* **Extracted records**:
** Start **

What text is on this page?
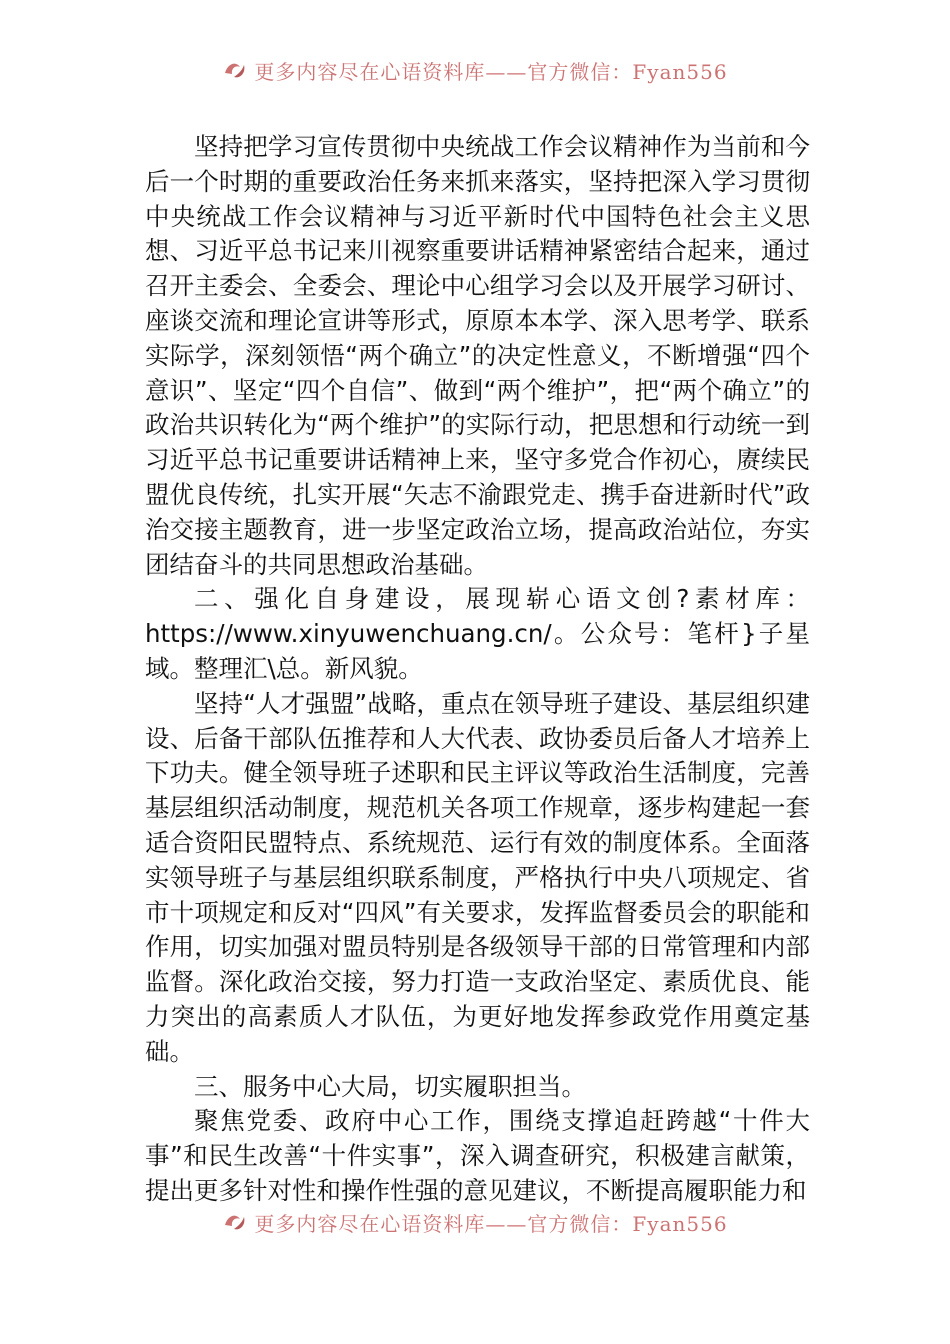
更多内容尽在心语资料库——官方微信：Fyan556

坚持把学习宣传贯彻中央统战工作会议精神作为当前和今后一个时期的重要政治任务来抓来落实，坚持把深入学习贯彻中央统战工作会议精神与习近平新时代中国特色社会主义思想、习近平总书记来川视察重要讲话精神紧密结合起来，通过召开主委会、全委会、理论中心组学习会以及开展学习研讨、座谈交流和理论宣讲等形式，原原本本学、深入思考学、联系实际学，深刻领悟“两个确立”的决定性意义，不断增强“四个意识”、坚定“四个自信”、做到“两个维护”，把“两个确立”的政治共识转化为“两个维护”的实际行动，把思想和行动统一到习近平总书记重要讲话精神上来，坚守多党合作初心，赓续民盟优良传统，扎实开展“矢志不渝跟党走、携手奋进新时代”政治交接主题教育，进一步坚定政治立场，提高政治站位，夯实团结奋斗的共同思想政治基础。

二、强化自身建设，展现崭心语文创?素材库：https://www.xinyuwenchuang.cn/。公众号：笔杆}子星域。整理汇\总。新风貌。

坚持“人才强盟”战略，重点在领导班子建设、基层组织建设、后备干部队伍推荐和人大代表、政协委员后备人才培养上下功夫。健全领导班子述职和民主评议等政治生活制度，完善基层组织活动制度，规范机关各项工作规章，逐步构建起一套适合资阳民盟特点、系统规范、运行有效的制度体系。全面落实领导班子与基层组织联系制度，严格执行中央八项规定、省市十项规定和反对“四风”有关要求，发挥监督委员会的职能和作用，切实加强对盟员特别是各级领导干部的日常管理和内部监督。深化政治交接，努力打造一支政治坚定、素质优良、能力突出的高素质人才队伍，为更好地发挥参政党作用奠定基础。

三、服务中心大局，切实履职担当。

聚焦党委、政府中心工作，围绕支撑追赶跨越“十件大事”和民生改善“十件实事”，深入调查研究，积极建言献策，提出更多针对性和操作性强的意见建议，不断提高履职能力和

更多内容尽在心语资料库——官方微信：Fyan556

** End **

Restate each of the entries above word for word and skip every image.

What text is on this page?
更多内容尽在心语资料库——官方微信：Fyan556

坚持把学习宣传贯彻中央统战工作会议精神作为当前和今后一个时期的重要政治任务来抓来落实，坚持把深入学习贯彻中央统战工作会议精神与习近平新时代中国特色社会主义思想、习近平总书记来川视察重要讲话精神紧密结合起来，通过召开主委会、全委会、理论中心组学习会以及开展学习研讨、座谈交流和理论宣讲等形式，原原本本学、深入思考学、联系实际学，深刻领悟“两个确立”的决定性意义，不断增强“四个意识”、坚定“四个自信”、做到“两个维护”，把“两个确立”的政治共识转化为“两个维护”的实际行动，把思想和行动统一到习近平总书记重要讲话精神上来，坚守多党合作初心，赓续民盟优良传统，扎实开展“矢志不渝跟党走、携手奋进新时代”政治交接主题教育，进一步坚定政治立场，提高政治站位，夯实团结奋斗的共同思想政治基础。

二、强化自身建设，展现崭心语文创?素材库：https://www.xinyuwenchuang.cn/。公众号：笔杆}子星域。整理汇\总。新风貌。

坚持“人才强盟”战略，重点在领导班子建设、基层组织建设、后备干部队伍推荐和人大代表、政协委员后备人才培养上下功夫。健全领导班子述职和民主评议等政治生活制度，完善基层组织活动制度，规范机关各项工作规章，逐步构建起一套适合资阳民盟特点、系统规范、运行有效的制度体系。全面落实领导班子与基层组织联系制度，严格执行中央八项规定、省市十项规定和反对“四风”有关要求，发挥监督委员会的职能和作用，切实加强对盟员特别是各级领导干部的日常管理和内部监督。深化政治交接，努力打造一支政治坚定、素质优良、能力突出的高素质人才队伍，为更好地发挥参政党作用奠定基础。

三、服务中心大局，切实履职担当。

聚焦党委、政府中心工作，围绕支撑追赶跨越“十件大事”和民生改善“十件实事”，深入调查研究，积极建言献策，提出更多针对性和操作性强的意见建议，不断提高履职能力和

更多内容尽在心语资料库——官方微信：Fyan556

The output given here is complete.